# YOUR OBJECTIVE
Pick out each line containing the string "dinner".

....

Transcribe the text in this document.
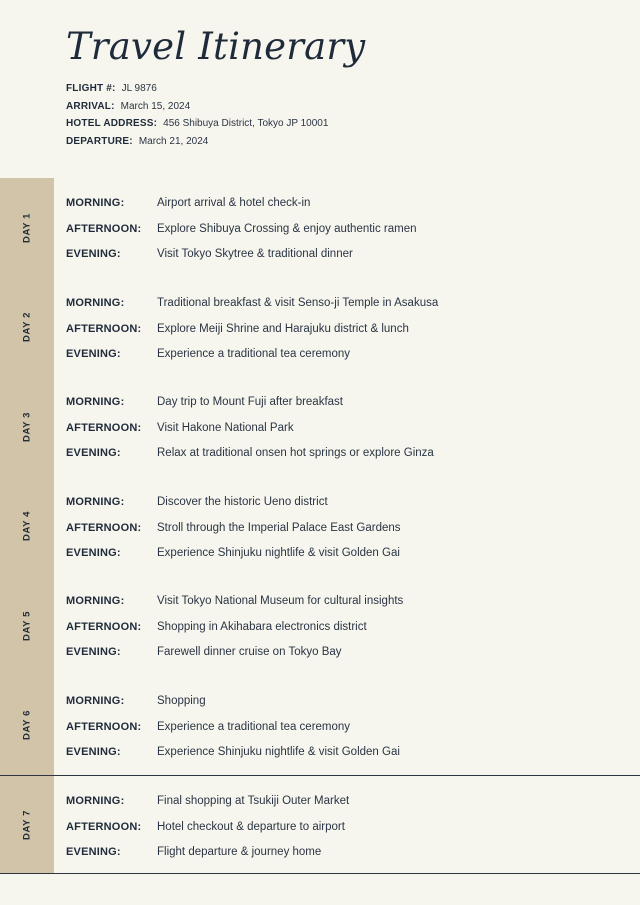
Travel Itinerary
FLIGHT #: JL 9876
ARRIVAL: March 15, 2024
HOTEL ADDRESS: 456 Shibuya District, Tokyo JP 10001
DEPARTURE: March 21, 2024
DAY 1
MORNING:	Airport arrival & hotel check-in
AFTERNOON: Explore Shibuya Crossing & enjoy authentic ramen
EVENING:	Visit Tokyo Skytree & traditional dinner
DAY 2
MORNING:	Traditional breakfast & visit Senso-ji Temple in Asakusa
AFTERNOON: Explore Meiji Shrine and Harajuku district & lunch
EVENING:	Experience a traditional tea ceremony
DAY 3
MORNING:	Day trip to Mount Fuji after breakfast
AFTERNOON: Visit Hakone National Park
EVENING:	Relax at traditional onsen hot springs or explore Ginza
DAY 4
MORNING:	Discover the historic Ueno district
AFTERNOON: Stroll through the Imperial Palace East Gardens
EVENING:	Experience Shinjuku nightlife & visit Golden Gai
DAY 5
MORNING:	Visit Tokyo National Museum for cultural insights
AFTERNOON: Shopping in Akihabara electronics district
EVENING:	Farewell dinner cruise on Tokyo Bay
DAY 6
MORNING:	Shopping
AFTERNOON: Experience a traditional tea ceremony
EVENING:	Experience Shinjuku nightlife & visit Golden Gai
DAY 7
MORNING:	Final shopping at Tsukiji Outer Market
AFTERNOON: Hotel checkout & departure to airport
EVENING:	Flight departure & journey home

....

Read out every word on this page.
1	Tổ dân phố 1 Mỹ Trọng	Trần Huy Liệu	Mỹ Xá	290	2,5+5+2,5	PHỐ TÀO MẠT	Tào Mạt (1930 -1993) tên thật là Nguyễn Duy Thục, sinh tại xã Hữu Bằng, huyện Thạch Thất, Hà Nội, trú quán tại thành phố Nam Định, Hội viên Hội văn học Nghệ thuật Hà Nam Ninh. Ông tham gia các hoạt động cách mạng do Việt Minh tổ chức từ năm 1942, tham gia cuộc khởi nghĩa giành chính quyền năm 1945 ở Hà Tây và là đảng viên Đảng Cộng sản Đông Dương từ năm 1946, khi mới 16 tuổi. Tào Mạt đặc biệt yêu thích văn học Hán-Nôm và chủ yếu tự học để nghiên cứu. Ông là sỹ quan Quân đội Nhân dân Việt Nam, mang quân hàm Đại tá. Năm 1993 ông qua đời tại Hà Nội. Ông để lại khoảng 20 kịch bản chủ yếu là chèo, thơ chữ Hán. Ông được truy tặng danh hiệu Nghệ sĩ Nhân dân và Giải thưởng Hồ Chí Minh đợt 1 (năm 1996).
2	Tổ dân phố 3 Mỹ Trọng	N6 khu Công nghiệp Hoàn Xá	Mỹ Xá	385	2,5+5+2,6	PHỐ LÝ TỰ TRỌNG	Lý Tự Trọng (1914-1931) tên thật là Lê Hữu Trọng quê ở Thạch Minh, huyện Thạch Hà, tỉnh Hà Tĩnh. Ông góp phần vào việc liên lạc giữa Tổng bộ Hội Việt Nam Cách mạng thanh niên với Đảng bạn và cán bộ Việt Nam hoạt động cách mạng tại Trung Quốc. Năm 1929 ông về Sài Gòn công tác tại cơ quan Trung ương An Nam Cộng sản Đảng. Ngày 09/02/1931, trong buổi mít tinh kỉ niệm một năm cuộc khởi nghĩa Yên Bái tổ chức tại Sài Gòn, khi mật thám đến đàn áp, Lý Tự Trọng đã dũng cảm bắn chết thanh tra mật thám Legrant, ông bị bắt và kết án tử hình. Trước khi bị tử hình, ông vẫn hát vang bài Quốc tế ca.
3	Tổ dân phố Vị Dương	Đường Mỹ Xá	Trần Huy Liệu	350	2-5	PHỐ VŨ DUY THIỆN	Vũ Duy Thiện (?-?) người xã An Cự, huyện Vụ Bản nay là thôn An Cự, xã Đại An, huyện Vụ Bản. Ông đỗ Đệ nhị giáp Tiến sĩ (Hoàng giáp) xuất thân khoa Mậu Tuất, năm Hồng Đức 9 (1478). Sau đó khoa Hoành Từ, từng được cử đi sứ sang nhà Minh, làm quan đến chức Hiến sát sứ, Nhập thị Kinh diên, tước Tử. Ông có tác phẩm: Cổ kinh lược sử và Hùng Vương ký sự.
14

....

# COMPLETE ANSWER
EVENING:	Visit Tokyo Skytree & traditional dinner
EVENING:	Farewell dinner cruise on Tokyo Bay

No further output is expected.